> TASK INSTRUCTIONS
State the number of lines with the string "السند" in them, and nothing else.
--- INPUT RECORDS ---
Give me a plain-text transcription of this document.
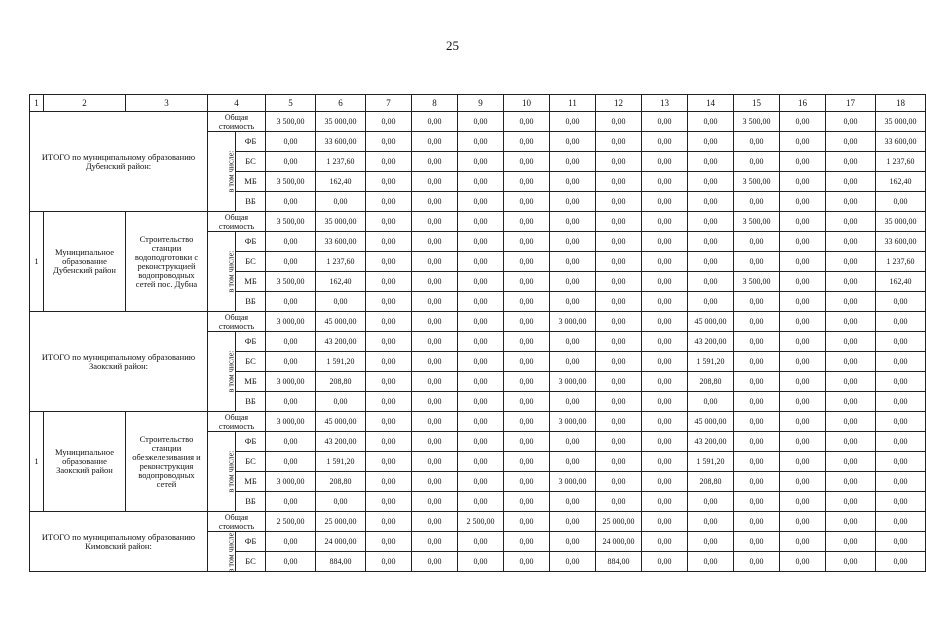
25
1	2	3	4		5	6	7	8	9	10	11	12	13	14	15	16	17	18
ИТОГО по муниципальному образованию Дубенский район:			Общая стоимость		3 500,00	35 000,00	0,00	0,00	0,00	0,00	0,00	0,00	0,00	0,00	3 500,00	0,00	0,00	35 000,00
			в том числе:	ФБ	0,00	33 600,00	0,00	0,00	0,00	0,00	0,00	0,00	0,00	0,00	0,00	0,00	0,00	33 600,00
				БС	0,00	1 237,60	0,00	0,00	0,00	0,00	0,00	0,00	0,00	0,00	0,00	0,00	0,00	1 237,60
				МБ	3 500,00	162,40	0,00	0,00	0,00	0,00	0,00	0,00	0,00	0,00	3 500,00	0,00	0,00	162,40
				ВБ	0,00	0,00	0,00	0,00	0,00	0,00	0,00	0,00	0,00	0,00	0,00	0,00	0,00	0,00
1	Муниципальное образование Дубенский район	Строительство станции водоподготовки с реконструкцией водопроводных сетей пос. Дубна	Общая стоимость		3 500,00	35 000,00	0,00	0,00	0,00	0,00	0,00	0,00	0,00	0,00	3 500,00	0,00	0,00	35 000,00
			в том числе:	ФБ	0,00	33 600,00	0,00	0,00	0,00	0,00	0,00	0,00	0,00	0,00	0,00	0,00	0,00	33 600,00
				БС	0,00	1 237,60	0,00	0,00	0,00	0,00	0,00	0,00	0,00	0,00	0,00	0,00	0,00	1 237,60
				МБ	3 500,00	162,40	0,00	0,00	0,00	0,00	0,00	0,00	0,00	0,00	3 500,00	0,00	0,00	162,40
				ВБ	0,00	0,00	0,00	0,00	0,00	0,00	0,00	0,00	0,00	0,00	0,00	0,00	0,00	0,00
ИТОГО по муниципальному образованию Заокский район:			Общая стоимость		3 000,00	45 000,00	0,00	0,00	0,00	0,00	3 000,00	0,00	0,00	45 000,00	0,00	0,00	0,00	0,00
			в том числе:	ФБ	0,00	43 200,00	0,00	0,00	0,00	0,00	0,00	0,00	0,00	43 200,00	0,00	0,00	0,00	0,00
				БС	0,00	1 591,20	0,00	0,00	0,00	0,00	0,00	0,00	0,00	1 591,20	0,00	0,00	0,00	0,00
				МБ	3 000,00	208,80	0,00	0,00	0,00	0,00	3 000,00	0,00	0,00	208,80	0,00	0,00	0,00	0,00
				ВБ	0,00	0,00	0,00	0,00	0,00	0,00	0,00	0,00	0,00	0,00	0,00	0,00	0,00	0,00
1	Муниципальное образование Заокский район	Строительство станции обезжелезивания и реконструкция водопроводных сетей	Общая стоимость		3 000,00	45 000,00	0,00	0,00	0,00	0,00	3 000,00	0,00	0,00	45 000,00	0,00	0,00	0,00	0,00
			в том числе:	ФБ	0,00	43 200,00	0,00	0,00	0,00	0,00	0,00	0,00	0,00	43 200,00	0,00	0,00	0,00	0,00
				БС	0,00	1 591,20	0,00	0,00	0,00	0,00	0,00	0,00	0,00	1 591,20	0,00	0,00	0,00	0,00
				МБ	3 000,00	208,80	0,00	0,00	0,00	0,00	3 000,00	0,00	0,00	208,80	0,00	0,00	0,00	0,00
				ВБ	0,00	0,00	0,00	0,00	0,00	0,00	0,00	0,00	0,00	0,00	0,00	0,00	0,00	0,00
ИТОГО по муниципальному образованию Кимовский район:			Общая стоимость		2 500,00	25 000,00	0,00	0,00	2 500,00	0,00	0,00	25 000,00	0,00	0,00	0,00	0,00	0,00	0,00
			в том числе:	ФБ	0,00	24 000,00	0,00	0,00	0,00	0,00	0,00	24 000,00	0,00	0,00	0,00	0,00	0,00	0,00
				БС	0,00	884,00	0,00	0,00	0,00	0,00	0,00	884,00	0,00	0,00	0,00	0,00	0,00	0,00
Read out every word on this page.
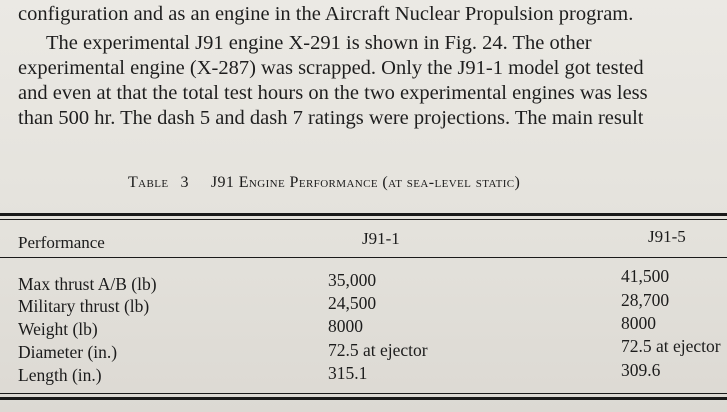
configuration and as an engine in the Aircraft Nuclear Propulsion program.
The experimental J91 engine X-291 is shown in Fig. 24. The other
experimental engine (X-287) was scrapped. Only the J91-1 model got tested
and even at that the total test hours on the two experimental engines was less
than 500 hr. The dash 5 and dash 7 ratings were projections. The main result
Table 3 J91 Engine Performance (at sea-level static)
Performance	J91-1	J91-5
Max thrust A/B (lb)	35,000	41,500
Military thrust (lb)	24,500	28,700
Weight (lb)	8000	8000
Diameter (in.)	72.5 at ejector	72.5 at ejector
Length (in.)	315.1	309.6
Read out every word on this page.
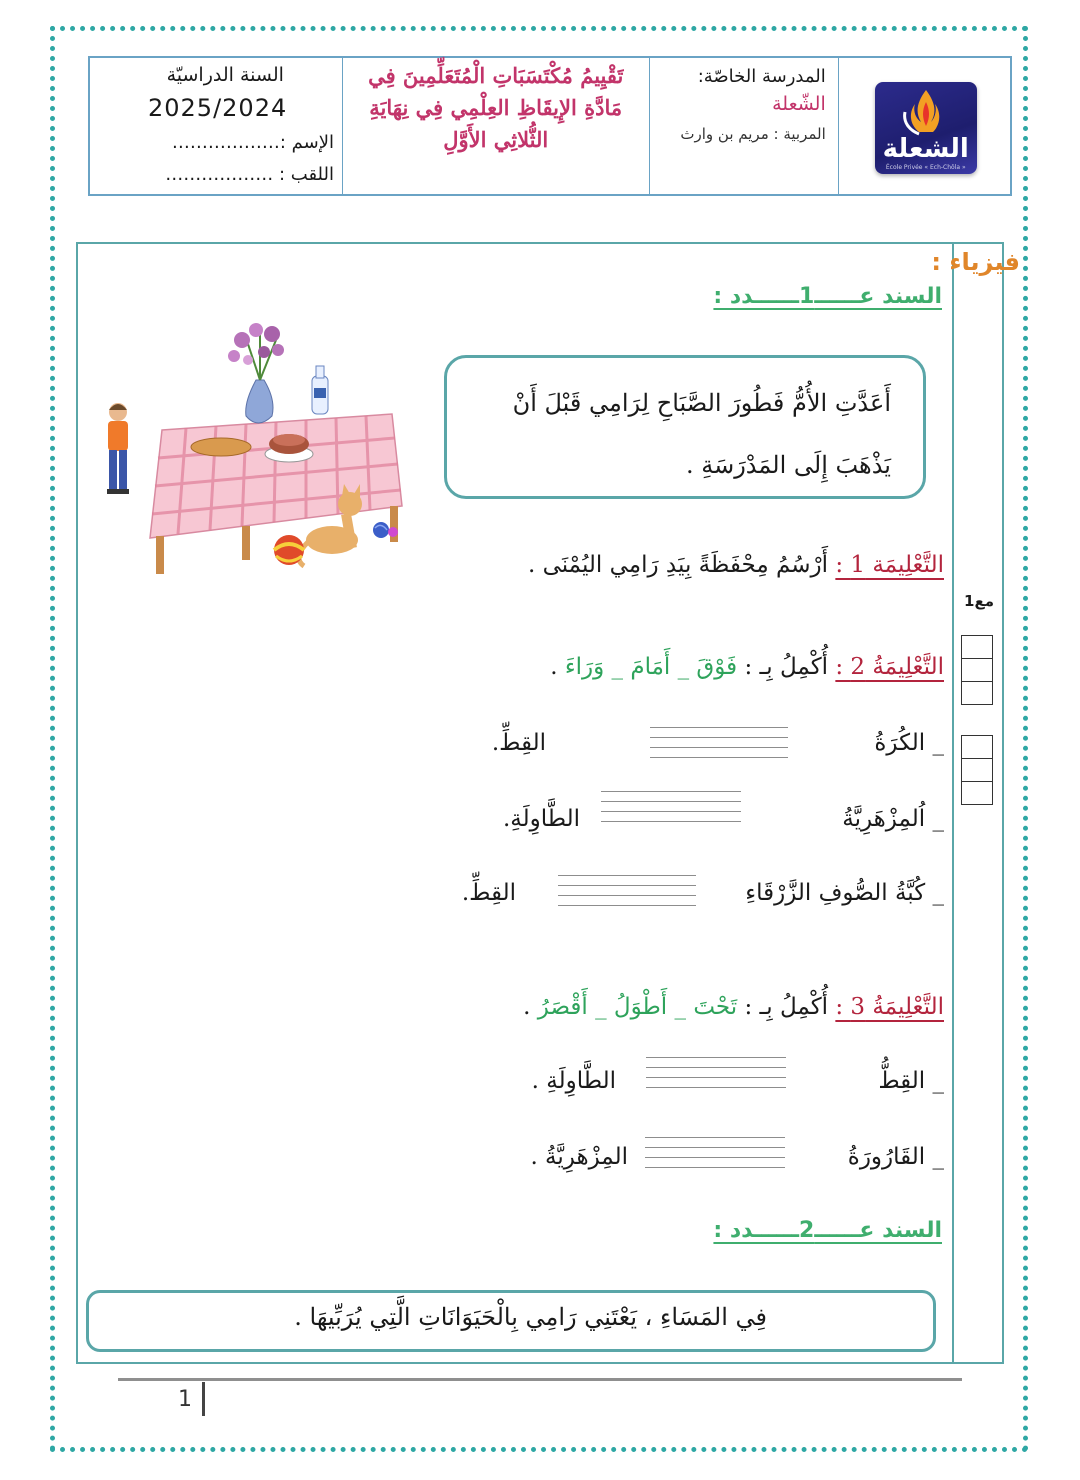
السنة الدراسيّة
2025/2024
الإسم :………………
اللقب : ………………
تَقْيِيمُ مُكْتَسَبَاتِ الْمُتَعَلِّمِينَ فِي
مَادَّةِ الإِيقَاظِ العِلْمِي فِي نِهَايَةِ
الثُّلاثِي الأَوَّلِ
المدرسة الخاصّة:
الشّعلة
المربية : مريم بن وارث	الشعلة
École Privée « Ech-Chôla »
مع1
فيزياء :
السند عــــــ1ــــــدد :
أَعَدَّتِ الأُمُّ فَطُورَ الصَّبَاحِ لِرَامِي قَبْلَ أَنْ
يَذْهَبَ إِلَى المَدْرَسَةِ .
التَّعْلِيمَة 1 : أَرْسُمُ مِحْفَظَةً بِيَدِ رَامِي اليُمْنَى .
التَّعْلِيمَةُ 2 : أُكْمِلُ بِـ : فَوْقَ _ أَمَامَ _ وَرَاءَ .
_ الكُرَةُ
القِطِّ.
_ اُلمِزْهَرِيَّةُ
الطَّاوِلَةِ.
_ كُبَّةُ الصُّوفِ الزَّرْقَاءِ
القِطِّ.
التَّعْلِيمَةُ 3 : أُكْمِلُ بِـ : تَحْتَ _ أَطْوَلُ _ أَقْصَرُ .
_ القِطُّ
الطَّاوِلَةِ .
_ القَارُورَةُ
المِزْهَرِيَّةُ .
السند عــــــ2ــــــدد :
فِي المَسَاءِ ، يَعْتَنِي رَامِي بِالْحَيَوَانَاتِ الَّتِي يُرَبِّيهَا .
1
---
> SOLUTION
2